» Task requirements
Skip every picture and transcribe the remaining material exactly.

» The data

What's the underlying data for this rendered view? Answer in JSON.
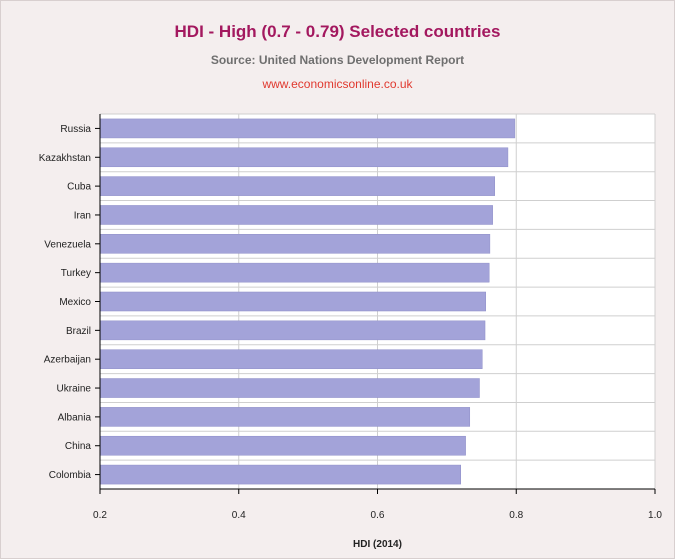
{
  "header": {
    "title": "HDI - High (0.7 - 0.79) Selected countries",
    "subtitle": "Source: United Nations Development Report",
    "website": "www.economicsonline.co.uk"
  },
  "colors": {
    "title": "#a3185f",
    "website": "#e0392f",
    "bar": "#a3a3d9",
    "plot_bg": "#ffffff",
    "grid": "#cfcfcf"
  },
  "chart_data": {
    "type": "bar",
    "orientation": "horizontal",
    "title": "HDI - High (0.7 - 0.79) Selected countries",
    "subtitle": "Source: United Nations Development Report",
    "xlabel": "HDI (2014)",
    "ylabel": "",
    "xlim": [
      0.2,
      1.0
    ],
    "xticks": [
      "0.2",
      "0.4",
      "0.6",
      "0.8",
      "1.0"
    ],
    "grid": true,
    "categories": [
      "Russia",
      "Kazakhstan",
      "Cuba",
      "Iran",
      "Venezuela",
      "Turkey",
      "Mexico",
      "Brazil",
      "Azerbaijan",
      "Ukraine",
      "Albania",
      "China",
      "Colombia"
    ],
    "values": [
      0.798,
      0.788,
      0.769,
      0.766,
      0.762,
      0.761,
      0.756,
      0.755,
      0.751,
      0.747,
      0.733,
      0.727,
      0.72
    ]
  }
}
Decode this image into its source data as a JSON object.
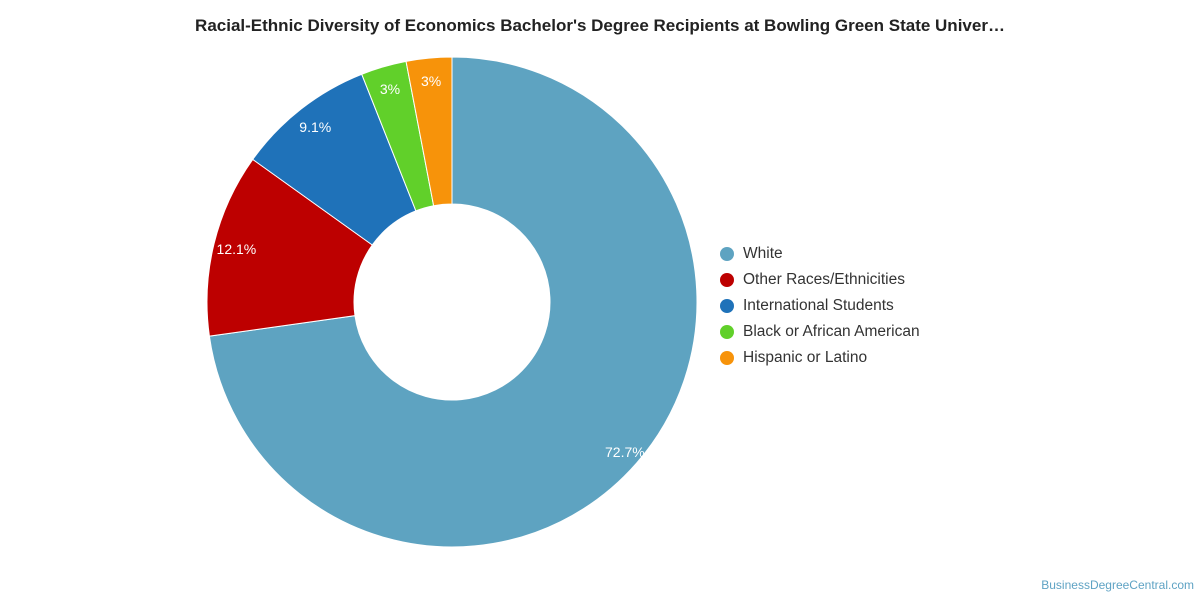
{
  "chart_data": {
    "type": "pie",
    "title": "Racial-Ethnic Diversity of Economics Bachelor's Degree Recipients at Bowling Green State Univer…",
    "legend_position": "right",
    "donut": true,
    "series": [
      {
        "name": "White",
        "value": 72.7,
        "label": "72.7%",
        "color": "#5ea3c1"
      },
      {
        "name": "Other Races/Ethnicities",
        "value": 12.1,
        "label": "12.1%",
        "color": "#bd0000"
      },
      {
        "name": "International Students",
        "value": 9.1,
        "label": "9.1%",
        "color": "#1f72b9"
      },
      {
        "name": "Black or African American",
        "value": 3.0,
        "label": "3%",
        "color": "#61d02a"
      },
      {
        "name": "Hispanic or Latino",
        "value": 3.0,
        "label": "3%",
        "color": "#f7930a"
      }
    ]
  },
  "source_text": "BusinessDegreeCentral.com"
}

» Full answer
What's the underlying data for this rendered view? Answer in JSON.
{
  "header": {
    "title": "HDI - High (0.7 - 0.79) Selected countries",
    "subtitle": "Source: United Nations Development Report",
    "website": "www.economicsonline.co.uk"
  },
  "colors": {
    "title": "#a3185f",
    "website": "#e0392f",
    "bar": "#a3a3d9",
    "plot_bg": "#ffffff",
    "grid": "#cfcfcf"
  },
  "chart_data": {
    "type": "bar",
    "orientation": "horizontal",
    "title": "HDI - High (0.7 - 0.79) Selected countries",
    "subtitle": "Source: United Nations Development Report",
    "xlabel": "HDI (2014)",
    "ylabel": "",
    "xlim": [
      0.2,
      1.0
    ],
    "xticks": [
      "0.2",
      "0.4",
      "0.6",
      "0.8",
      "1.0"
    ],
    "grid": true,
    "categories": [
      "Russia",
      "Kazakhstan",
      "Cuba",
      "Iran",
      "Venezuela",
      "Turkey",
      "Mexico",
      "Brazil",
      "Azerbaijan",
      "Ukraine",
      "Albania",
      "China",
      "Colombia"
    ],
    "values": [
      0.798,
      0.788,
      0.769,
      0.766,
      0.762,
      0.761,
      0.756,
      0.755,
      0.751,
      0.747,
      0.733,
      0.727,
      0.72
    ]
  }
}
Decode this image into its source data as a JSON object.
{
  "chart_data": {
    "type": "pie",
    "title": "Racial-Ethnic Diversity of Economics Bachelor's Degree Recipients at Bowling Green State Univer…",
    "legend_position": "right",
    "donut": true,
    "series": [
      {
        "name": "White",
        "value": 72.7,
        "label": "72.7%",
        "color": "#5ea3c1"
      },
      {
        "name": "Other Races/Ethnicities",
        "value": 12.1,
        "label": "12.1%",
        "color": "#bd0000"
      },
      {
        "name": "International Students",
        "value": 9.1,
        "label": "9.1%",
        "color": "#1f72b9"
      },
      {
        "name": "Black or African American",
        "value": 3.0,
        "label": "3%",
        "color": "#61d02a"
      },
      {
        "name": "Hispanic or Latino",
        "value": 3.0,
        "label": "3%",
        "color": "#f7930a"
      }
    ]
  },
  "source_text": "BusinessDegreeCentral.com"
}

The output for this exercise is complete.